## REQUIRED WORK
Report all lines below with the word "enthält".

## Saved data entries
——————
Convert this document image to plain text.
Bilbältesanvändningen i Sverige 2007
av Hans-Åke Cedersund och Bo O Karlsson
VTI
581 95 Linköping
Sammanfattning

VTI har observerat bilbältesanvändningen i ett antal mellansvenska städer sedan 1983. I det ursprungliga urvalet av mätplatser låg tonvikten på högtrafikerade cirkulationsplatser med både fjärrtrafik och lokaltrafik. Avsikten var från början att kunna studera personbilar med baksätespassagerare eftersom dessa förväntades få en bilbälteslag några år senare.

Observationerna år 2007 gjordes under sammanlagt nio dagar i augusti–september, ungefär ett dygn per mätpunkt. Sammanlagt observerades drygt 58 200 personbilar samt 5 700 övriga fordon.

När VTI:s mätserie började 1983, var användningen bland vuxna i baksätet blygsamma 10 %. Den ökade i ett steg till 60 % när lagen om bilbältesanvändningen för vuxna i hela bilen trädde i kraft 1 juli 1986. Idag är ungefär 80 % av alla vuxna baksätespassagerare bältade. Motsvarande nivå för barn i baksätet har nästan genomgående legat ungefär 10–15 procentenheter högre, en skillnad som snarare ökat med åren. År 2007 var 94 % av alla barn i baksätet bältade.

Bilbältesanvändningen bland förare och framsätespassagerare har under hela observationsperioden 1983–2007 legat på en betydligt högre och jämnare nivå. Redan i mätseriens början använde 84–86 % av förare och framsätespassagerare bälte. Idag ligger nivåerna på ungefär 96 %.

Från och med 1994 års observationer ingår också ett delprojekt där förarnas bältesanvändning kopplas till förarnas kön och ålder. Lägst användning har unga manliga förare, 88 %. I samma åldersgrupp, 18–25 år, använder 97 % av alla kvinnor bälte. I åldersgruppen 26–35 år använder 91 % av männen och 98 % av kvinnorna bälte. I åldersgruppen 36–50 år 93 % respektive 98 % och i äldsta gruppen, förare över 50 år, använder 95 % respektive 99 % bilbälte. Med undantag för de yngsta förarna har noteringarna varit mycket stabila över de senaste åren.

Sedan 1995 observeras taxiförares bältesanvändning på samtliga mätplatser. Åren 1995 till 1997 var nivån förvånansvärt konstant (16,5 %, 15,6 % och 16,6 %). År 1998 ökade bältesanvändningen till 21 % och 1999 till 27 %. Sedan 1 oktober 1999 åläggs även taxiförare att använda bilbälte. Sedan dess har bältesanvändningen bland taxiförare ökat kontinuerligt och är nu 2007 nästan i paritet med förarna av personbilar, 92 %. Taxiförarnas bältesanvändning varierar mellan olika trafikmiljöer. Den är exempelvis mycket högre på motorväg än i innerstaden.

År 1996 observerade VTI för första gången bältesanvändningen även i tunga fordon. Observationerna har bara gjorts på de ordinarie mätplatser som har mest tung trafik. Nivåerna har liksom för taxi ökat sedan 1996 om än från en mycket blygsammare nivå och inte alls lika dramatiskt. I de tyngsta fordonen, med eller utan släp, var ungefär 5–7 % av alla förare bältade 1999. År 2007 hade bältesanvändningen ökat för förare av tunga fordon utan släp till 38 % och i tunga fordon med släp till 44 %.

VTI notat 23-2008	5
——————
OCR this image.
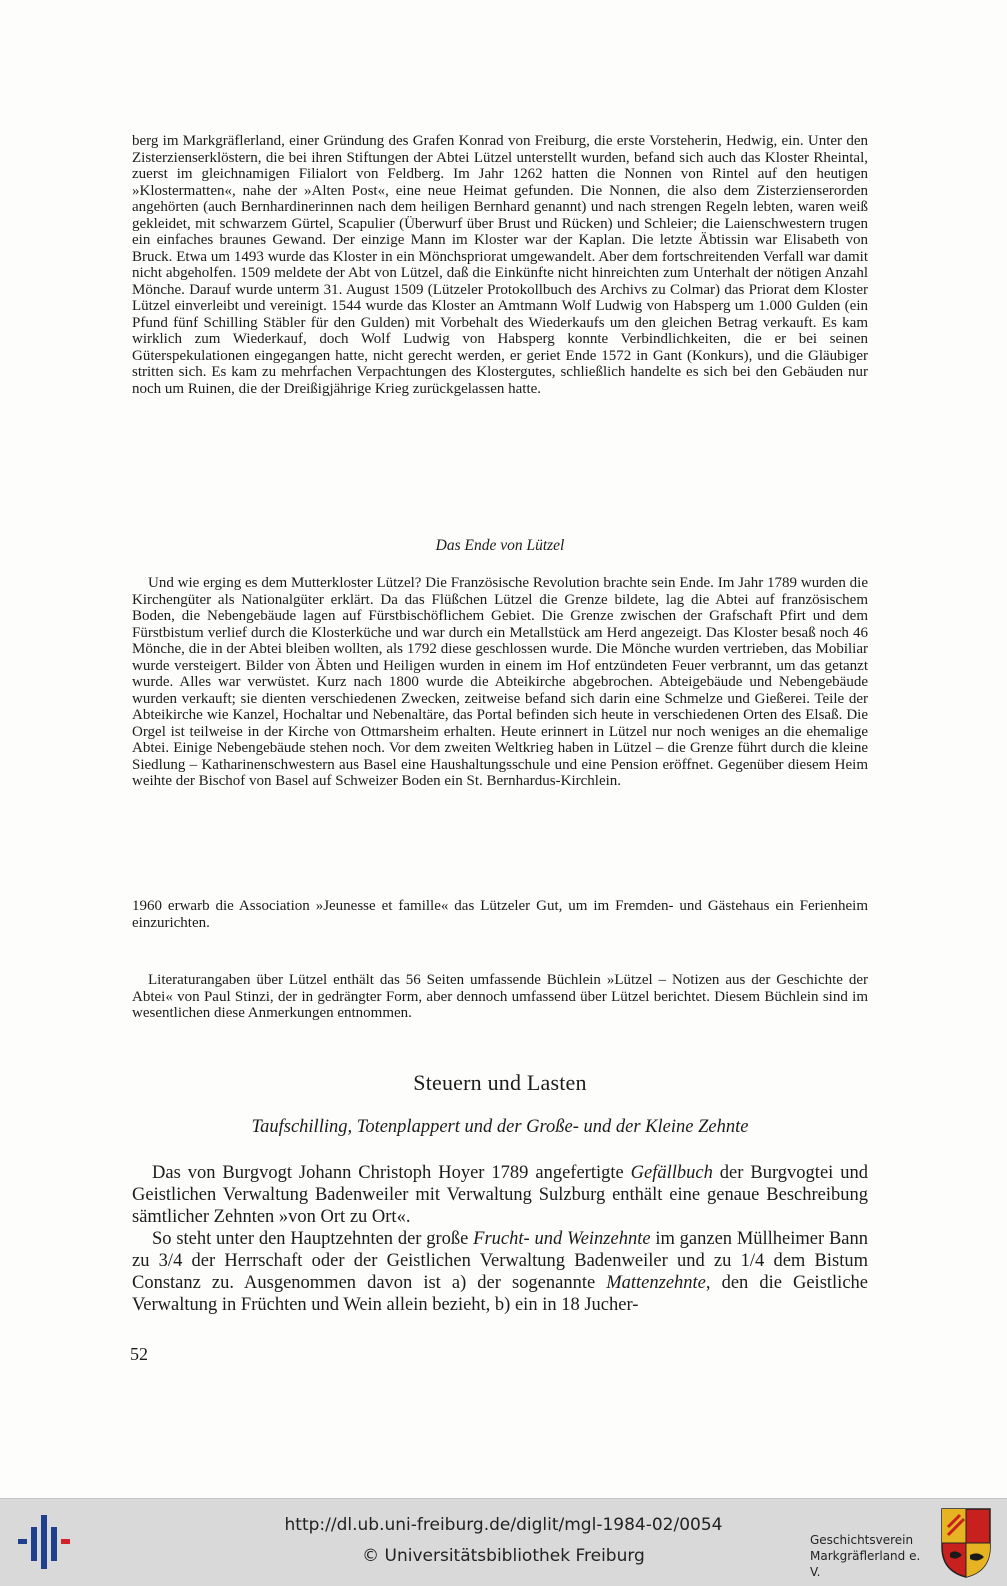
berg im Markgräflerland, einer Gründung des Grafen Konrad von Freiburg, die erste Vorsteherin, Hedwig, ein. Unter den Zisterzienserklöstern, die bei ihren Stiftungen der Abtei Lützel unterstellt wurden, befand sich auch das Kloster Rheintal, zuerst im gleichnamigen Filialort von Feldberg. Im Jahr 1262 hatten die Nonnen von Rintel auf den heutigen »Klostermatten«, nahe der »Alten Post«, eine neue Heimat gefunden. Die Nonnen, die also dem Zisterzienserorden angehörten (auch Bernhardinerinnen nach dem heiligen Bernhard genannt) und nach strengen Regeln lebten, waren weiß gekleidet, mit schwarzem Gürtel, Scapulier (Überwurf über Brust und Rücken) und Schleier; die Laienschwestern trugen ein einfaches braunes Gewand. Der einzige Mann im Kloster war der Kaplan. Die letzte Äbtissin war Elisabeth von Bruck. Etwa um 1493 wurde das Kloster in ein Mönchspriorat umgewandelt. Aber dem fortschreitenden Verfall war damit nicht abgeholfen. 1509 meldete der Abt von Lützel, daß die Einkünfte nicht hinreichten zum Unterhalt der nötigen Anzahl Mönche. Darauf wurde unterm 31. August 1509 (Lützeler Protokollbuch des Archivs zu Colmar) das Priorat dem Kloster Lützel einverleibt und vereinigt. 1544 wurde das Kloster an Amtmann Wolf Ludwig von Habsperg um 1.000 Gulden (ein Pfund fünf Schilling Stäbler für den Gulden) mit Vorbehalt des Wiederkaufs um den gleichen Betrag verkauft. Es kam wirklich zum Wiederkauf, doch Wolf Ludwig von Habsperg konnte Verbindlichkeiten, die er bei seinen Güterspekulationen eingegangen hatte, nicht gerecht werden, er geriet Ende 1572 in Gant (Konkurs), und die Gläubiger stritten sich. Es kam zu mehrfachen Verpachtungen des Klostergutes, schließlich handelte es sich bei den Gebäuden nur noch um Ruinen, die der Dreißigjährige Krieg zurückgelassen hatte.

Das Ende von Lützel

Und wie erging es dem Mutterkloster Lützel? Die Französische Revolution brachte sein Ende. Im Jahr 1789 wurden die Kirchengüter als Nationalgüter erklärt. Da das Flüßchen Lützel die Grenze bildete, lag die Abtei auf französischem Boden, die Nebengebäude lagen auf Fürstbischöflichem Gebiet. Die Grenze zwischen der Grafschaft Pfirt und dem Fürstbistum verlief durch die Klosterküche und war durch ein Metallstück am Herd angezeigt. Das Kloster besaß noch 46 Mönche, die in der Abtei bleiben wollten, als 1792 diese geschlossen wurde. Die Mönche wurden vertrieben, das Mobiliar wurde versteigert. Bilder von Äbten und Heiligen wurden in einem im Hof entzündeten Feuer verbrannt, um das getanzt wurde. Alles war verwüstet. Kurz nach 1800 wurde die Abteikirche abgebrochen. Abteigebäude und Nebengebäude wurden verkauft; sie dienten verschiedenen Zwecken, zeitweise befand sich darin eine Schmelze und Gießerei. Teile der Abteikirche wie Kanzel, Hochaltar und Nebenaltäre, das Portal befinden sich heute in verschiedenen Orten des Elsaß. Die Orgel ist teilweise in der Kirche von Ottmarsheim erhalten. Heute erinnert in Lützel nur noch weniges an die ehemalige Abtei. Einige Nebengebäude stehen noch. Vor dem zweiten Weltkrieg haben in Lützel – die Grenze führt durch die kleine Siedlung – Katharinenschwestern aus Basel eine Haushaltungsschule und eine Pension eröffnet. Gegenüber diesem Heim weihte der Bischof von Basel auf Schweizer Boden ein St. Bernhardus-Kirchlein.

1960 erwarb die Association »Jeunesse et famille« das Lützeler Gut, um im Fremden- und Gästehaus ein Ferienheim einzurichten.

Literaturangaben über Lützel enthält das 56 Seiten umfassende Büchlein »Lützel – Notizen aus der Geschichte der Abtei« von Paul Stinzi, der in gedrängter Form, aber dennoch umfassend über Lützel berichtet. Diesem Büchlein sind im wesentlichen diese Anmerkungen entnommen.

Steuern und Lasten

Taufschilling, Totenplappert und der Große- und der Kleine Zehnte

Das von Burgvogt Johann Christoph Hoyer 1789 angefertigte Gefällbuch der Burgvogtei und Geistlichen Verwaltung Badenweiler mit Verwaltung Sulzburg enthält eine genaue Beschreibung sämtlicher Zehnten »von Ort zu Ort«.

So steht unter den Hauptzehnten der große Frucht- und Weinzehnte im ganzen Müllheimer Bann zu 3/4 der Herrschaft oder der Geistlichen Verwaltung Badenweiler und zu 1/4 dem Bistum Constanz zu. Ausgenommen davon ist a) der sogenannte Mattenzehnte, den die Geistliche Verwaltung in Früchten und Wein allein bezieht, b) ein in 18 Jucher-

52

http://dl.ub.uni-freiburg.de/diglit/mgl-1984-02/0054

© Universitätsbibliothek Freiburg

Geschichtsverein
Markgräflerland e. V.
——————
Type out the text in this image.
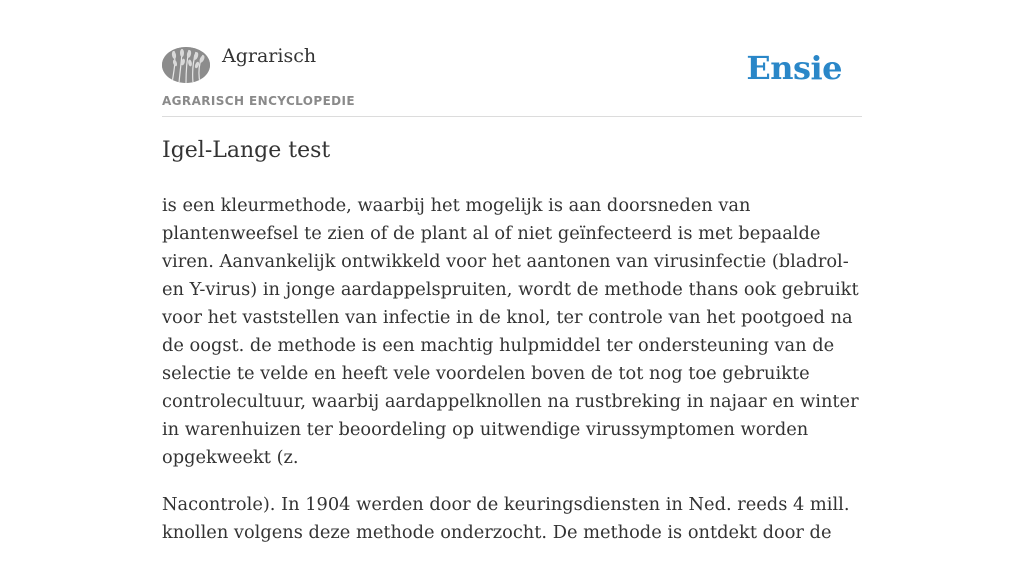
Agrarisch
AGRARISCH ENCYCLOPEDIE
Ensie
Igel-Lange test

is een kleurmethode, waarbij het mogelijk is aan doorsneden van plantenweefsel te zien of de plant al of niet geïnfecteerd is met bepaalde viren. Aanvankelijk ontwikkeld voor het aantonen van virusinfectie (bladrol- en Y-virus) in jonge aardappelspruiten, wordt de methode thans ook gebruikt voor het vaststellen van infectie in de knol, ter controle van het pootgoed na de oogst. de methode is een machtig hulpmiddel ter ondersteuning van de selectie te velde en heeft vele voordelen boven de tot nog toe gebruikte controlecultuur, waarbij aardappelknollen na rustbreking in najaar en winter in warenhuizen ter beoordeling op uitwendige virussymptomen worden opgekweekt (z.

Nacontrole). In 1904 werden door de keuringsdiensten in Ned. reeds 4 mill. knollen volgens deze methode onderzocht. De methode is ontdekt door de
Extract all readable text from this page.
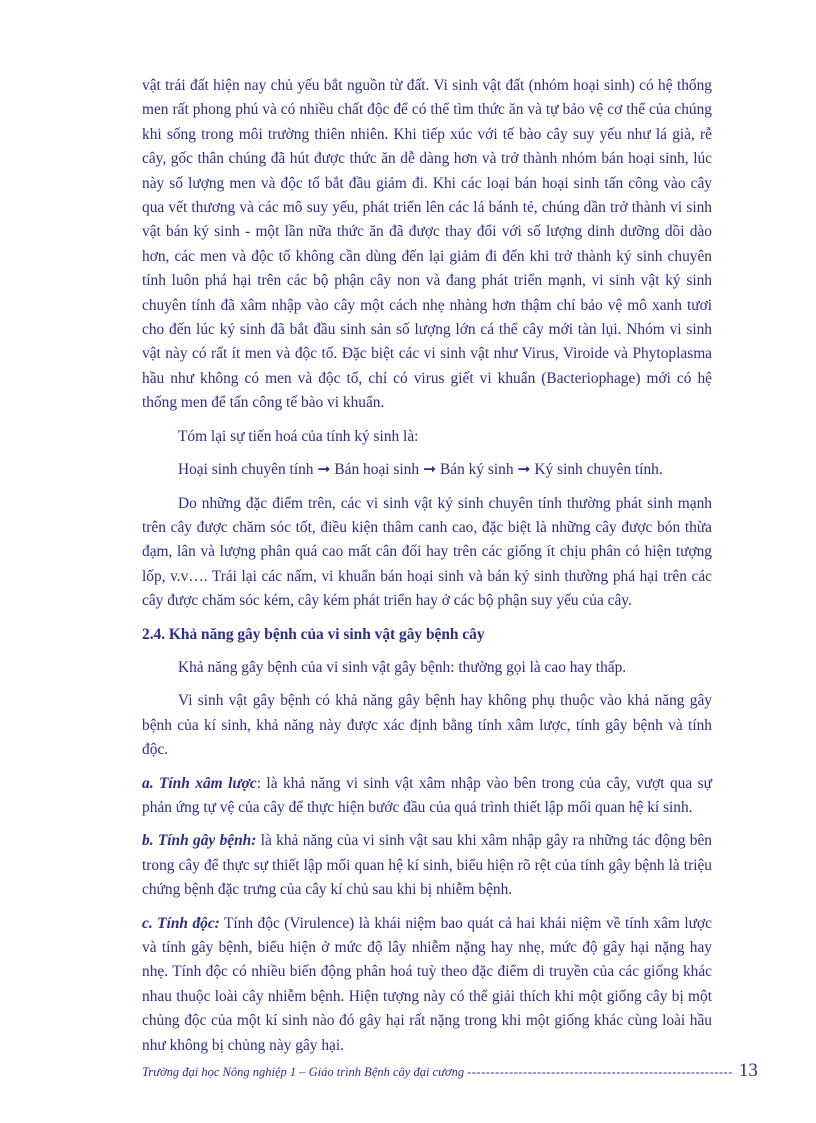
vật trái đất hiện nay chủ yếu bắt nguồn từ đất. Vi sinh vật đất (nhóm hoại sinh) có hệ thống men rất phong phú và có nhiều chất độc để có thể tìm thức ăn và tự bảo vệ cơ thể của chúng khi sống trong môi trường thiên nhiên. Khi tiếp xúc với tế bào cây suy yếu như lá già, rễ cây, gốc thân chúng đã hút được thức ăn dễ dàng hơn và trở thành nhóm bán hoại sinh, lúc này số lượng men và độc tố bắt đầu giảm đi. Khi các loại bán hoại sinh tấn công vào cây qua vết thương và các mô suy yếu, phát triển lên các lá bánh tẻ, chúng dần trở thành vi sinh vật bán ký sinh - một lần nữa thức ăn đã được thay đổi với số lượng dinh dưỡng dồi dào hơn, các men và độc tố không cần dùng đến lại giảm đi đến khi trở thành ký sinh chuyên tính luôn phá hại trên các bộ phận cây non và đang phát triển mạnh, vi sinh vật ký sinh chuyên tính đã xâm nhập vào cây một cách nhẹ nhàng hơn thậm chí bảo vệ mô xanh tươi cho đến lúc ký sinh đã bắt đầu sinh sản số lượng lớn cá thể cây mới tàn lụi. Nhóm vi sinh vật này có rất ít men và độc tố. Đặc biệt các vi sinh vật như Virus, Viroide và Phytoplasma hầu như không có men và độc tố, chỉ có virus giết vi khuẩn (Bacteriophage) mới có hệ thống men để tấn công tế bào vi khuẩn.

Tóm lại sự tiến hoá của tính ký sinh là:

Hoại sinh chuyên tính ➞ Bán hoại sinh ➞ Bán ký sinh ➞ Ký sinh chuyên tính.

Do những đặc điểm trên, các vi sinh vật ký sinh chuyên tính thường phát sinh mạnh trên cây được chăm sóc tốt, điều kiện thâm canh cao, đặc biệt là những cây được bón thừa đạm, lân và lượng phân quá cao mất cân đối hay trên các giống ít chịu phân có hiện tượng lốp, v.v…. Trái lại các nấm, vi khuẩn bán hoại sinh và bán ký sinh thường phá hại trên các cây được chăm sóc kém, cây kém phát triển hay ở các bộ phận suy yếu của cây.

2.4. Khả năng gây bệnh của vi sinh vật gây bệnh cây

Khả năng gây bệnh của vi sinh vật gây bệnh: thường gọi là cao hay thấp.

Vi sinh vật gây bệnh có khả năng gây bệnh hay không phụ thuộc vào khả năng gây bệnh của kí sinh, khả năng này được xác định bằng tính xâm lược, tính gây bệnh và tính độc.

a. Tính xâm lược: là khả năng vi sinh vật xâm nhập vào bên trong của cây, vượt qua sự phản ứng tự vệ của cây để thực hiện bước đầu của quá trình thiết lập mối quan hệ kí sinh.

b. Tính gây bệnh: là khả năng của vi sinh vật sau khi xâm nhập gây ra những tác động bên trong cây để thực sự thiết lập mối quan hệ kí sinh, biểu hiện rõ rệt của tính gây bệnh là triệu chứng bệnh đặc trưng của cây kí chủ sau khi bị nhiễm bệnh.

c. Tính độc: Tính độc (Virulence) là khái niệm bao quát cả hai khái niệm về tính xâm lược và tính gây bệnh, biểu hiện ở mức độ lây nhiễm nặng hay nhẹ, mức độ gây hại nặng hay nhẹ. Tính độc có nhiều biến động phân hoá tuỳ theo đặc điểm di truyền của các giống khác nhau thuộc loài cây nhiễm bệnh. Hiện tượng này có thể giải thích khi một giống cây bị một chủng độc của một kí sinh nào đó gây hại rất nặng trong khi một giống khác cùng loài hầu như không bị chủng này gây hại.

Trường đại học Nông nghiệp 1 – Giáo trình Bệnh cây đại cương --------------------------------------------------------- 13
——————
## ANSWER SPACE
Literaturangaben über Lützel enthält das 56 Seiten umfassende Büchlein »Lützel – Notizen aus der Geschichte der Abtei« von Paul Stinzi, der in gedrängter Form, aber dennoch umfassend über Lützel berichtet. Diesem Büchlein sind im wesentlichen diese Anmerkungen entnommen.
Das von Burgvogt Johann Christoph Hoyer 1789 angefertigte Gefällbuch der Burgvogtei und Geistlichen Verwaltung Badenweiler mit Verwaltung Sulzburg enthält eine genaue Beschreibung sämtlicher Zehnten »von Ort zu Ort«.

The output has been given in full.